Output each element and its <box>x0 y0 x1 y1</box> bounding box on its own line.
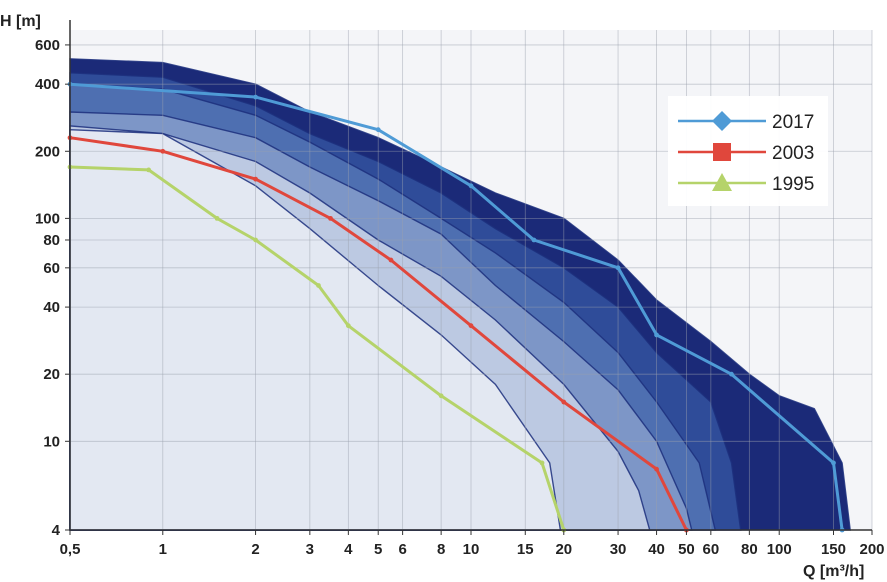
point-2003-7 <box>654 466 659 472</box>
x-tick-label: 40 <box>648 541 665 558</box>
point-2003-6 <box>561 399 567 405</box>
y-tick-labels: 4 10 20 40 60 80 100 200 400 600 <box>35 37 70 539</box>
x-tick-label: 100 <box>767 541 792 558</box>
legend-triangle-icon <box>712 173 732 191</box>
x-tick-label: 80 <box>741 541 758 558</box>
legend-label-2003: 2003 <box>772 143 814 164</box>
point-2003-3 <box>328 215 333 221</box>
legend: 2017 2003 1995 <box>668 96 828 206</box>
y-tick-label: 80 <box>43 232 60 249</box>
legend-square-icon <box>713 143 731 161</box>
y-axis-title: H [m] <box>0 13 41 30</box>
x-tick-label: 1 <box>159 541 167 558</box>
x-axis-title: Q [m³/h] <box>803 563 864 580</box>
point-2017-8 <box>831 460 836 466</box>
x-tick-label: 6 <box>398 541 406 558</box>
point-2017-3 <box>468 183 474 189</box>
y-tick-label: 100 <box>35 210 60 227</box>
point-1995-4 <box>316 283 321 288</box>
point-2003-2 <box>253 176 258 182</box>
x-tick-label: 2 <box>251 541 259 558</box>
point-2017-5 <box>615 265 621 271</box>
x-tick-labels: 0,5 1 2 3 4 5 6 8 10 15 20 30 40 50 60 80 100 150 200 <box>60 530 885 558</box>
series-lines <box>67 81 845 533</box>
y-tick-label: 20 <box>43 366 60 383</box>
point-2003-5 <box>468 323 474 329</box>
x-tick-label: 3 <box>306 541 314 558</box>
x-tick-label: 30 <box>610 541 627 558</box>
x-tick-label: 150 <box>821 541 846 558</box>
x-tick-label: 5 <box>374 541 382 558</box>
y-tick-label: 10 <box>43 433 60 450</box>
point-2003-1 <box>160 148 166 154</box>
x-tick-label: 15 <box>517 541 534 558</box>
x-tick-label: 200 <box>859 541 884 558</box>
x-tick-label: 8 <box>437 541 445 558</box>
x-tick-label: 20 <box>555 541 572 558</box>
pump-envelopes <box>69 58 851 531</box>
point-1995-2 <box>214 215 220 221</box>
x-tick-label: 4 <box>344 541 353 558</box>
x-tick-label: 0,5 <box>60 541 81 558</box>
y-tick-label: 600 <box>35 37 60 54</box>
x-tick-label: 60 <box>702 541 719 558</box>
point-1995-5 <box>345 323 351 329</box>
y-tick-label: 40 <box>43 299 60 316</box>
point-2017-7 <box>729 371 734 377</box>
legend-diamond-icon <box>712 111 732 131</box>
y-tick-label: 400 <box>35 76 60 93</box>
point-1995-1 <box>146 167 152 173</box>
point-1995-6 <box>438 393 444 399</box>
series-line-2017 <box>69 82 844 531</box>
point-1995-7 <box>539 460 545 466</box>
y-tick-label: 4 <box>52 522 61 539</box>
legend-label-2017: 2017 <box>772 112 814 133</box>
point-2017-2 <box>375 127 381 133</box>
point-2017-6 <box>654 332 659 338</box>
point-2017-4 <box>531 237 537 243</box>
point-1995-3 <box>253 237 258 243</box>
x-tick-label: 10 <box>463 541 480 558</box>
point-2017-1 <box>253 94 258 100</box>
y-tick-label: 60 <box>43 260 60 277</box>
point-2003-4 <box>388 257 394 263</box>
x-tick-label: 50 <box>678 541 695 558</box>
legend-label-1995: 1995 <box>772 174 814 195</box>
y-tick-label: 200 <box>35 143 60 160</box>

==

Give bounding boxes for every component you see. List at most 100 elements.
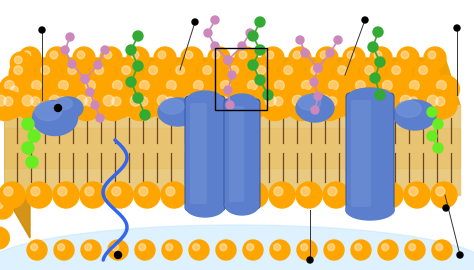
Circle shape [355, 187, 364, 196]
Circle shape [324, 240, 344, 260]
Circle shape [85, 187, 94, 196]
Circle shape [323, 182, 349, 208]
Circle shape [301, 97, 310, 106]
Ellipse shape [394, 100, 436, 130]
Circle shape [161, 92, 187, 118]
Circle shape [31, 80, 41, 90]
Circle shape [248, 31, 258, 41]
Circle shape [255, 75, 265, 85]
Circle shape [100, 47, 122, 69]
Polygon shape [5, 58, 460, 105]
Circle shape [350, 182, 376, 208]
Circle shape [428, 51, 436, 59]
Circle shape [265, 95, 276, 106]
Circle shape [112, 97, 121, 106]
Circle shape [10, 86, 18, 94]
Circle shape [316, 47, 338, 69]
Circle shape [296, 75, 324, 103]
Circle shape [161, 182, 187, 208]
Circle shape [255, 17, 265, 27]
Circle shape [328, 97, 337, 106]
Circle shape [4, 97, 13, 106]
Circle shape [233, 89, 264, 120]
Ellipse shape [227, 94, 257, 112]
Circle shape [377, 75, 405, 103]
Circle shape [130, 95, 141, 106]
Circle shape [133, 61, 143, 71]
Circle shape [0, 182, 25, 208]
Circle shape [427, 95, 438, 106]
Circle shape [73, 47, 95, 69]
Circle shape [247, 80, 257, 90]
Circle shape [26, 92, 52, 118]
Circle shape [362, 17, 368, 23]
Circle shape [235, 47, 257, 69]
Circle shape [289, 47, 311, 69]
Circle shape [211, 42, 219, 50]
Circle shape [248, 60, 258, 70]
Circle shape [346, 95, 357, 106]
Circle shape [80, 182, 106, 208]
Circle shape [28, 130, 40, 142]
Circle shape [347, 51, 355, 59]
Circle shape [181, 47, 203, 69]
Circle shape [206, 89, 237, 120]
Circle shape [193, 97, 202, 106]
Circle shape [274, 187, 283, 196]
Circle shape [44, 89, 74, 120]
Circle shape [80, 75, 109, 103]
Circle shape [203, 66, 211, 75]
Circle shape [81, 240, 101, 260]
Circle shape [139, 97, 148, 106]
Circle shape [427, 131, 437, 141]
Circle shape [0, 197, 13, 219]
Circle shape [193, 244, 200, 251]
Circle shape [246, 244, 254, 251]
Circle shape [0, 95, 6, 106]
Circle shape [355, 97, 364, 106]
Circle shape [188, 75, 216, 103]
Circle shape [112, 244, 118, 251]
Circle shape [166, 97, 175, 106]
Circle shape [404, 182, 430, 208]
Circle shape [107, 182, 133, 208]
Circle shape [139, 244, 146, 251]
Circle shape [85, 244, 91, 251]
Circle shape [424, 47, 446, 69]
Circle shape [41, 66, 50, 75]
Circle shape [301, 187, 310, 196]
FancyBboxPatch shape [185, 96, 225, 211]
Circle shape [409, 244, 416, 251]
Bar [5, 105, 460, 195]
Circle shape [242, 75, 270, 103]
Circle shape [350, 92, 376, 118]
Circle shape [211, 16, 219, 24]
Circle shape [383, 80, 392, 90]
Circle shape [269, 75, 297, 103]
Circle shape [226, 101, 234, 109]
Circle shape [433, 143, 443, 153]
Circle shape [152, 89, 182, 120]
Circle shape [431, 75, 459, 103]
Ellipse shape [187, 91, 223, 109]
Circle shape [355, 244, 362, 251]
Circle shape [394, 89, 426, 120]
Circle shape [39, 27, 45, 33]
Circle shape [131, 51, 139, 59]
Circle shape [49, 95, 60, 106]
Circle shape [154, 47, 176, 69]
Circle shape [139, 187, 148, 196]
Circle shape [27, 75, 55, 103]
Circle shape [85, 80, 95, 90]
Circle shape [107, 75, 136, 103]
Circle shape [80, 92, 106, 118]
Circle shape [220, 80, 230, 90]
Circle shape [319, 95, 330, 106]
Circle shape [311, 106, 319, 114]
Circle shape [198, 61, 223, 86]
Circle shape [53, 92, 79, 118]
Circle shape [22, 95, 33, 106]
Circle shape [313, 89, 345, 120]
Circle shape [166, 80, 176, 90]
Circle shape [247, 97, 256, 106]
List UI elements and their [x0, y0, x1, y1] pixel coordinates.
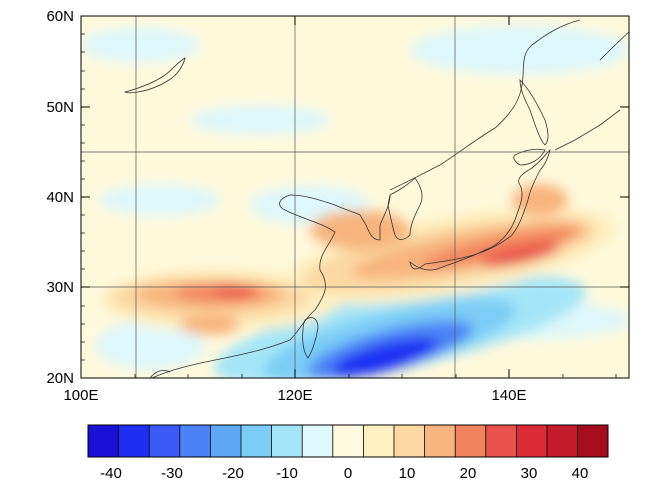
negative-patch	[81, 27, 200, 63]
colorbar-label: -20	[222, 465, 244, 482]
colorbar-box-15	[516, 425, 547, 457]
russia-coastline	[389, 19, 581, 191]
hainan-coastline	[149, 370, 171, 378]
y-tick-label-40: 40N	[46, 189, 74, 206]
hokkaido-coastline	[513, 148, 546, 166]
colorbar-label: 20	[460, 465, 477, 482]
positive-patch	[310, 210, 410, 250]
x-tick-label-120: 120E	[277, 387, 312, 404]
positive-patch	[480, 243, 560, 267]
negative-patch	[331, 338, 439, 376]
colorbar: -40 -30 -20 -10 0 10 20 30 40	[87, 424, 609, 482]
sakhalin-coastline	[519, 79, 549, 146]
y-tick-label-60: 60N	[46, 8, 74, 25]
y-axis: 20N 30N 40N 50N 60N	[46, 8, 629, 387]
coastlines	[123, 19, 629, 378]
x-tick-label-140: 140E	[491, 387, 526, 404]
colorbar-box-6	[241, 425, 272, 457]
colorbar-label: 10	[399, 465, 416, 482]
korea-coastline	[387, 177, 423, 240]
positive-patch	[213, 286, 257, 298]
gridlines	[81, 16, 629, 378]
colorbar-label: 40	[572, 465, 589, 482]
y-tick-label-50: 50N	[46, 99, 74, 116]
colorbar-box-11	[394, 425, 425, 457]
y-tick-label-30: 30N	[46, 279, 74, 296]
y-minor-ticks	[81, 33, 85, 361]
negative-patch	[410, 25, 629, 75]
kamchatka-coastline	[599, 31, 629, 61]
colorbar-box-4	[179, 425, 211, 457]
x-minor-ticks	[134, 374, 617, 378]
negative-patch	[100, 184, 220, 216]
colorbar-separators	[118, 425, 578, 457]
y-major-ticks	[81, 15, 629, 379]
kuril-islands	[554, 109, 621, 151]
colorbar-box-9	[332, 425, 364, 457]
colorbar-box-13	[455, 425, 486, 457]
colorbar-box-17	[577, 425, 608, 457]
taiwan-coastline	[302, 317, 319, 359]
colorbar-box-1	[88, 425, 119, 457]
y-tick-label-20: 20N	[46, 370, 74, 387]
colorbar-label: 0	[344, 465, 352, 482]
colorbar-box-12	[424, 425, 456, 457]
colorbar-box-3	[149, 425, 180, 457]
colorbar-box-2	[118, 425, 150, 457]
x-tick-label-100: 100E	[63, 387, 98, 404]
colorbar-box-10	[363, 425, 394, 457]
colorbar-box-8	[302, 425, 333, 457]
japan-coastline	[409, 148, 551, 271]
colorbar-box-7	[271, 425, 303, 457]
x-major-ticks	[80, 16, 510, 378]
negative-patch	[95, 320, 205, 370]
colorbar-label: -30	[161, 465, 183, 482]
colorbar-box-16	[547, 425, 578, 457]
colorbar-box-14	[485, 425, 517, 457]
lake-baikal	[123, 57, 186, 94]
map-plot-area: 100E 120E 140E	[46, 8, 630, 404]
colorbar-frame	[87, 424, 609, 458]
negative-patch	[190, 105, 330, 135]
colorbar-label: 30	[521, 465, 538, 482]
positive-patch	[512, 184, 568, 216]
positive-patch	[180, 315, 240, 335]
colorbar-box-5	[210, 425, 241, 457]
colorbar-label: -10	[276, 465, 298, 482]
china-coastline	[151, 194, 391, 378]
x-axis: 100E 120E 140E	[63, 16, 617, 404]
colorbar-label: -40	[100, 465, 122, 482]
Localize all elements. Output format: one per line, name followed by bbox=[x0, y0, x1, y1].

SHORT EXERCISE. Copy out the lines in the records above, starting with the line containing "Circle shape [355, 187, 364, 196]" and ending with the line containing "Circle shape [316, 47, 338, 69]". Include both of those lines.

SOLUTION TO THE EXERCISE.
Circle shape [355, 187, 364, 196]
Circle shape [324, 240, 344, 260]
Circle shape [85, 187, 94, 196]
Circle shape [323, 182, 349, 208]
Circle shape [301, 97, 310, 106]
Ellipse shape [394, 100, 436, 130]
Circle shape [161, 92, 187, 118]
Circle shape [31, 80, 41, 90]
Circle shape [248, 31, 258, 41]
Circle shape [255, 75, 265, 85]
Circle shape [100, 47, 122, 69]
Polygon shape [5, 58, 460, 105]
Circle shape [350, 182, 376, 208]
Circle shape [428, 51, 436, 59]
Circle shape [265, 95, 276, 106]
Circle shape [112, 97, 121, 106]
Circle shape [10, 86, 18, 94]
Circle shape [316, 47, 338, 69]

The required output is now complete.